-- begin EXCERPT PROVIDED --

Merge pull request #3558 from epage/libtest-json

Muscraft · web-flow · commit 309571f1db59 · 2024-02-12T08:12:08.000-07:00
eRFC: Iterate on and stabilize libtest's programmatic output
diff --git a/text/3558-libtest-json.md b/text/3558-libtest-json.md
@@ -0,0 +1,142 @@
+- Feature Name: `libtest-json`
+- Start Date: 2024-01-18
+- Pre-RFC: [Internals](https://internals.rust-lang.org/t/path-for-stabilizing-libtests-json-output/20163)
+- eRFC PR: [rust-lang/rfcs#3558](https://github.com/rust-lang/rfcs/pull/3558)
+- Rust Issue: [rust-lang/rust#0000](https://github.com/rust-lang/rust/issues/0000)
+
+# Summary
+[summary]: #summary
+
+This eRFC lays out a path for [stabilizing programmatic output for libtest](https://github.com/rust-lang/rust/issues/49359).
+
+# Motivation
+[motivation]: #motivation
+
+[libtest](https://github.com/rust-lang/rust/tree/master/library/test)
+is the test harness used by default for tests in cargo projects.
+It provides the CLI that cargo calls into and enumerates and runs the tests discovered in that binary.
+It ships with rustup and has the same compatibility guarantees as the standard library.
+
+Before 1.70, anyone could pass `--format json` despite it being unstable.
+When this was fixed to require nightly,
+this helped show [how much people have come to rely on programmatic output](https://www.reddit.com/r/rust/comments/13xqhbm/announcing_rust_1700/jmji422/).
+
+Cargo could also benefit from programmatic test output to improve user interactions, including
+- [Wanting to run test binaries in parallel](https://github.com/rust-lang/cargo/issues/5609), like `cargo nextest`
+- [Lack of summary across all binaries](https://github.com/rust-lang/cargo/issues/4324)

-- end EXCERPT PROVIDED --
-- begin RECORDS --

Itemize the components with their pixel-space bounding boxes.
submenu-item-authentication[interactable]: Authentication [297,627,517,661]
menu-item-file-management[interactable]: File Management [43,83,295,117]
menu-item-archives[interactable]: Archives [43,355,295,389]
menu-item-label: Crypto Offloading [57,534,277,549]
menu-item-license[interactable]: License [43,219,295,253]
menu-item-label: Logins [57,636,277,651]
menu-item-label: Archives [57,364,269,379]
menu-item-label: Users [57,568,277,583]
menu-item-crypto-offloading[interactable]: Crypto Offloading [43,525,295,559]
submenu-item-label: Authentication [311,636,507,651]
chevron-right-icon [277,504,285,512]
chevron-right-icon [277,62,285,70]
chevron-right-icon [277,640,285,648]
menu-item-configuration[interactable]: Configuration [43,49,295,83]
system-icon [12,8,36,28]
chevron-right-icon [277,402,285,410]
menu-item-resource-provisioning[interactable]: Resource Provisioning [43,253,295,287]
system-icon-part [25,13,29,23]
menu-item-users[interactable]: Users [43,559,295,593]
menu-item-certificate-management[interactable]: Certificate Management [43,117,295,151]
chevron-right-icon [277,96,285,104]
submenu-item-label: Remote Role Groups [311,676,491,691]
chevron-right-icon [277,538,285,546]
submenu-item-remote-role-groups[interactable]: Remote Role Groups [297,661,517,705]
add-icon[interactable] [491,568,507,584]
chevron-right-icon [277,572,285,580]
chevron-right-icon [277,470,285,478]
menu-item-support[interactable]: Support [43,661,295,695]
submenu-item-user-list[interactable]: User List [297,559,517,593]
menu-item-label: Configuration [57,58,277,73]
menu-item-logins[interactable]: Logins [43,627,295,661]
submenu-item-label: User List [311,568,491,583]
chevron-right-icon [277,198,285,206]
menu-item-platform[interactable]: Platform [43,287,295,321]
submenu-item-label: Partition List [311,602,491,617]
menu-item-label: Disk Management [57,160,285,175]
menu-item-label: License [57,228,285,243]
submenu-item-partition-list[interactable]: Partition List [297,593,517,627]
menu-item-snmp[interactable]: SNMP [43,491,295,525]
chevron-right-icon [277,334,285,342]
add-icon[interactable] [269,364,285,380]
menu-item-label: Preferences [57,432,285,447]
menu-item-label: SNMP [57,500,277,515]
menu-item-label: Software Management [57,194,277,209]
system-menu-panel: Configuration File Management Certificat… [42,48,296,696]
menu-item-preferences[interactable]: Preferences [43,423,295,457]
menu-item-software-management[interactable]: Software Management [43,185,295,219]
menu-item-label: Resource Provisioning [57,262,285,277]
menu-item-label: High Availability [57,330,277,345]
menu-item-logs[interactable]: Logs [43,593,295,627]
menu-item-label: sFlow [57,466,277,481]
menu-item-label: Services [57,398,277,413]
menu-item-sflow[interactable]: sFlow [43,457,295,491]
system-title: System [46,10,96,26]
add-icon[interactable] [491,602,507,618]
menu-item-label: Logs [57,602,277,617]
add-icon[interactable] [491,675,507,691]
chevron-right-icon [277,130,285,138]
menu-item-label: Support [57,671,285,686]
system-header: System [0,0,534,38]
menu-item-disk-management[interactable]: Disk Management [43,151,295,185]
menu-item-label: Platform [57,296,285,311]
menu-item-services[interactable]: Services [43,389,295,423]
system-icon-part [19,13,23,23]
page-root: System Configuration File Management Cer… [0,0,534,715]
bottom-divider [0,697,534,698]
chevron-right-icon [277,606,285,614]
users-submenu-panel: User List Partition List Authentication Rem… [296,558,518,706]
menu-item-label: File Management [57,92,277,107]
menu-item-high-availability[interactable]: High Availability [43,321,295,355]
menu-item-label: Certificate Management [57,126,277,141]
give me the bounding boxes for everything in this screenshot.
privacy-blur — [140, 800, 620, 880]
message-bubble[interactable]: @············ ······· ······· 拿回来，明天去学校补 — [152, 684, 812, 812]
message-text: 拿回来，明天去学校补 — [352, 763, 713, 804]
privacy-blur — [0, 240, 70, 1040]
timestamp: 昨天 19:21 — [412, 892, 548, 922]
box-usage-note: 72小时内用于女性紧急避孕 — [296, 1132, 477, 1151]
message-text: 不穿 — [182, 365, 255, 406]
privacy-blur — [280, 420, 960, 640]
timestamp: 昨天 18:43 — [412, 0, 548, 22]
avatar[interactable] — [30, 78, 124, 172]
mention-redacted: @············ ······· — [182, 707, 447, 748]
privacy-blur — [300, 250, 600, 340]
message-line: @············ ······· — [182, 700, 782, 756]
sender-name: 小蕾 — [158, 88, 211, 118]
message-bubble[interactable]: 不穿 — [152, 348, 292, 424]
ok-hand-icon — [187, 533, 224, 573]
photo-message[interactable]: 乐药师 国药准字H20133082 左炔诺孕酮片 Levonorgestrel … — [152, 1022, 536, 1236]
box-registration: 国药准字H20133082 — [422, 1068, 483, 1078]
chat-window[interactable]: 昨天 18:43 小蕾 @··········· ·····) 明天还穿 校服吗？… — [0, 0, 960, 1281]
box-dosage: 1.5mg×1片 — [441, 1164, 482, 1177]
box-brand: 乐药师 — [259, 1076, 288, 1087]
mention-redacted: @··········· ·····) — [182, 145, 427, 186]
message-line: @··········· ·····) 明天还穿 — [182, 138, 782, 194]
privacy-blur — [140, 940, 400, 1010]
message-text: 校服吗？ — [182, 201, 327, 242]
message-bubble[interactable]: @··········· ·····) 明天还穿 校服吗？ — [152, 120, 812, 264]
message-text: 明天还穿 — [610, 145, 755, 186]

-- end RECORDS --

## STATED PROBLEM:
Check each statement against the libtest eRFC excerpt above: (a) libtest has the same compatibility guarantees as the standard library; (b) before 1.70, passing `--format json` required nightly; (c) one way Cargo could use programmatic test output is to run test binaries in parallel. For each one, answer yes or no and quote the words from the text that decide it.

## OUTPUT OF THE TASK:
(a) Yes: "It ships with rustup and has the same compatibility guarantees as the standard library."
(b) No: "Before 1.70, anyone could pass `--format json` despite it being unstable."
(c) Yes: "Wanting to run test binaries in parallel"